Given problem
Gather the lines that hold the string "this".

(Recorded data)
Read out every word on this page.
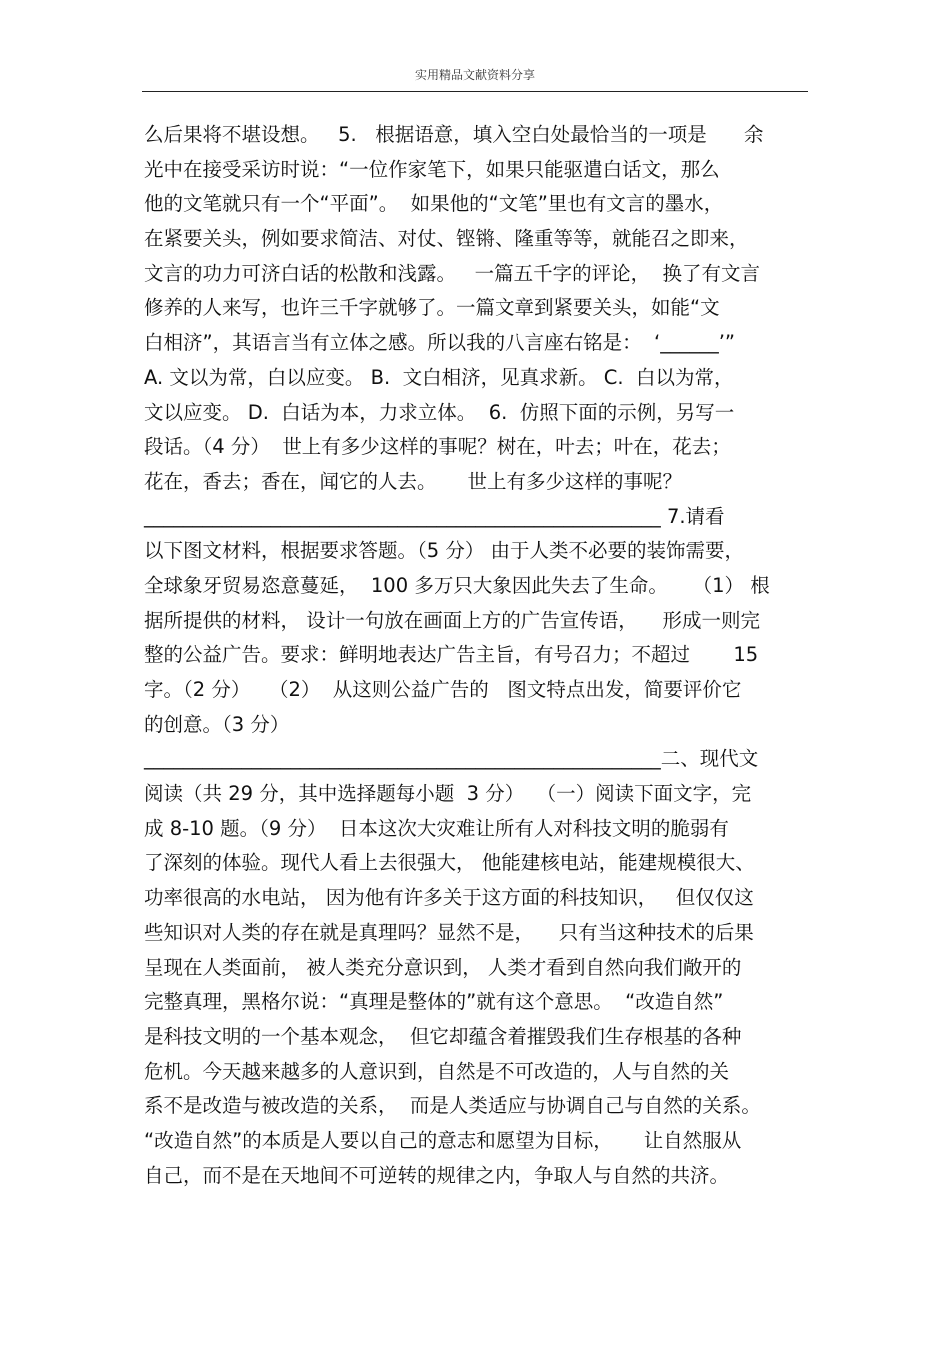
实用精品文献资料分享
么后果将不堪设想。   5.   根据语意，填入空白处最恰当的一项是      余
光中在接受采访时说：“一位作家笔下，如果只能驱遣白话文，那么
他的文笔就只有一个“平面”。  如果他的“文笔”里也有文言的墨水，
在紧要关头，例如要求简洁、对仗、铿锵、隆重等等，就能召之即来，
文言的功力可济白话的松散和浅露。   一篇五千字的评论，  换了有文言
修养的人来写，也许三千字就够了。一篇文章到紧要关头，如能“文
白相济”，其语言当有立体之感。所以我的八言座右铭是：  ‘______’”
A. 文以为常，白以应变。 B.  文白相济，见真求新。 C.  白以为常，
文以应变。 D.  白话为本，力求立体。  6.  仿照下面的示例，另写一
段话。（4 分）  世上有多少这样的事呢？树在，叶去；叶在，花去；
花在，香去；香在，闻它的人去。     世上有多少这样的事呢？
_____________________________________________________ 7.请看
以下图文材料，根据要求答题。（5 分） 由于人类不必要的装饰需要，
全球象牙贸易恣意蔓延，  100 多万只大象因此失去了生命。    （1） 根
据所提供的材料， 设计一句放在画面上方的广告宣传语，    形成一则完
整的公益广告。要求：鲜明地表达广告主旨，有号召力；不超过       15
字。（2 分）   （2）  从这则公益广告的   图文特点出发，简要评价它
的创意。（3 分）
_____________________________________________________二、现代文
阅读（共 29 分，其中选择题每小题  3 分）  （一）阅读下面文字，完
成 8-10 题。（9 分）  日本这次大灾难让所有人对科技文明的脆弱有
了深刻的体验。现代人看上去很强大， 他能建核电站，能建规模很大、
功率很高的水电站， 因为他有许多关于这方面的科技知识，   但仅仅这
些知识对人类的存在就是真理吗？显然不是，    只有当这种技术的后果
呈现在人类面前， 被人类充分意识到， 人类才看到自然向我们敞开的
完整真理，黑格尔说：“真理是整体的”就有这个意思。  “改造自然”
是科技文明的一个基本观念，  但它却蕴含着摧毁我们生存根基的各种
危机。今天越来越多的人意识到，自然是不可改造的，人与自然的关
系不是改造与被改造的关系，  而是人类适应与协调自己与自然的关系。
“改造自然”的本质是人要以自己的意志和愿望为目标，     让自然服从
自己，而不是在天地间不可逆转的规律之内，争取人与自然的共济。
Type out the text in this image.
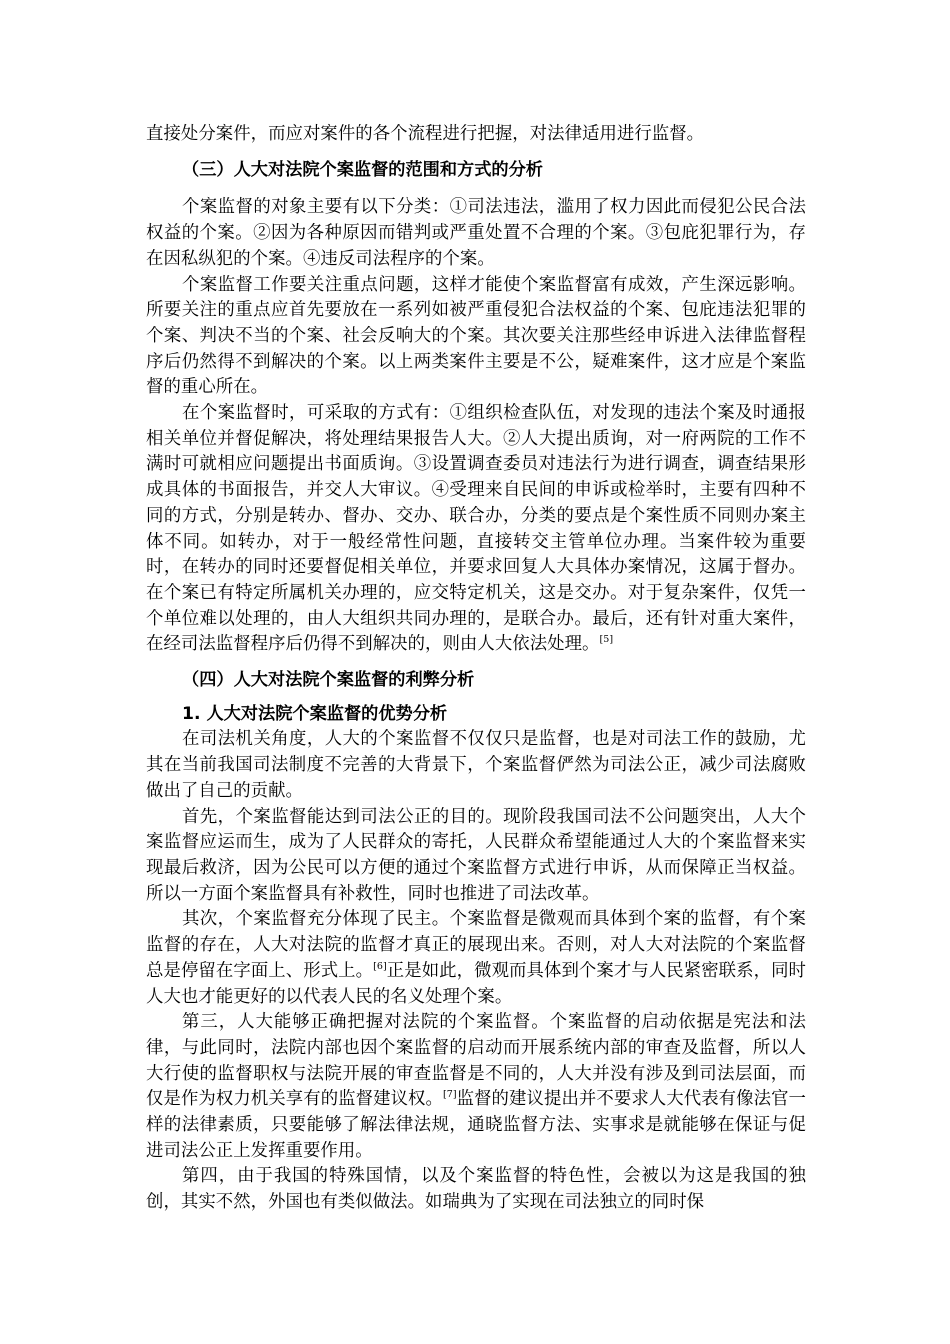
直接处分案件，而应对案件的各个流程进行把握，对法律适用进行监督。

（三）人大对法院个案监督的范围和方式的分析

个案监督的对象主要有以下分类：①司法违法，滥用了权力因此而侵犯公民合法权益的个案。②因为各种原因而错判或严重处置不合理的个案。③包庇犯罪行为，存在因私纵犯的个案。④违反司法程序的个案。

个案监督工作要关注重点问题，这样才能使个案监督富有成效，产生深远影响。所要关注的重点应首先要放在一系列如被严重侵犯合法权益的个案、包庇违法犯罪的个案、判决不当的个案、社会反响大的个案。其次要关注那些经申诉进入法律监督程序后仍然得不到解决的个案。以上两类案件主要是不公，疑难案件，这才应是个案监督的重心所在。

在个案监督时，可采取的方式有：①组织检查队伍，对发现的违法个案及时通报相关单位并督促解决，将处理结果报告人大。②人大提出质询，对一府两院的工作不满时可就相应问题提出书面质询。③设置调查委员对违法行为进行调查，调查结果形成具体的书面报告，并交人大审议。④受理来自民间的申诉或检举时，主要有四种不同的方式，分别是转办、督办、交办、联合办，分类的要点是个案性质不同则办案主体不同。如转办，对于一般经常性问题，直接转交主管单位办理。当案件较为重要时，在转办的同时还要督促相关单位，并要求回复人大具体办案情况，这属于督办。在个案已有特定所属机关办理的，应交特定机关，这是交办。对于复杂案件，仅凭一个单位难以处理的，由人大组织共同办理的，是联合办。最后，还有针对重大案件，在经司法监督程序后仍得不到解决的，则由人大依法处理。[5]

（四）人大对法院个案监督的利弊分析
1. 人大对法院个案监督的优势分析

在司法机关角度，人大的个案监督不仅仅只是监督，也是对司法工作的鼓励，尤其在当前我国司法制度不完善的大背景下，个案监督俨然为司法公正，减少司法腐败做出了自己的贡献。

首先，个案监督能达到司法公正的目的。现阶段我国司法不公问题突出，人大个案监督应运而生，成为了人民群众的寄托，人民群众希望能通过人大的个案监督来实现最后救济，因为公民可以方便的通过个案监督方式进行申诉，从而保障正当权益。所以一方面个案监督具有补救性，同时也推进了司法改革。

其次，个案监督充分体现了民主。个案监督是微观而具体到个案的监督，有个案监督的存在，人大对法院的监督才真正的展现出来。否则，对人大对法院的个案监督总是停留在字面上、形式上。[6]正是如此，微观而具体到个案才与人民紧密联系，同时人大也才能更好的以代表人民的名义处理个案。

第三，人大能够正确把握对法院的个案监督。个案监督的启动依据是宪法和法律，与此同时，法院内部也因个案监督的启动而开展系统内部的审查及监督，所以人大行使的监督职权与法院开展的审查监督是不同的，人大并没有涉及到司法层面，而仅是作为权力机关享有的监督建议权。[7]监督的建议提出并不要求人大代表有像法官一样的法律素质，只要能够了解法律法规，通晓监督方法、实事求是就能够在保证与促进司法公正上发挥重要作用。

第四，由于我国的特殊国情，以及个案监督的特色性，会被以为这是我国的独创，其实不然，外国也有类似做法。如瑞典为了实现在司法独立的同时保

Written answer
Read out every word on this page.
Type out the text in this image.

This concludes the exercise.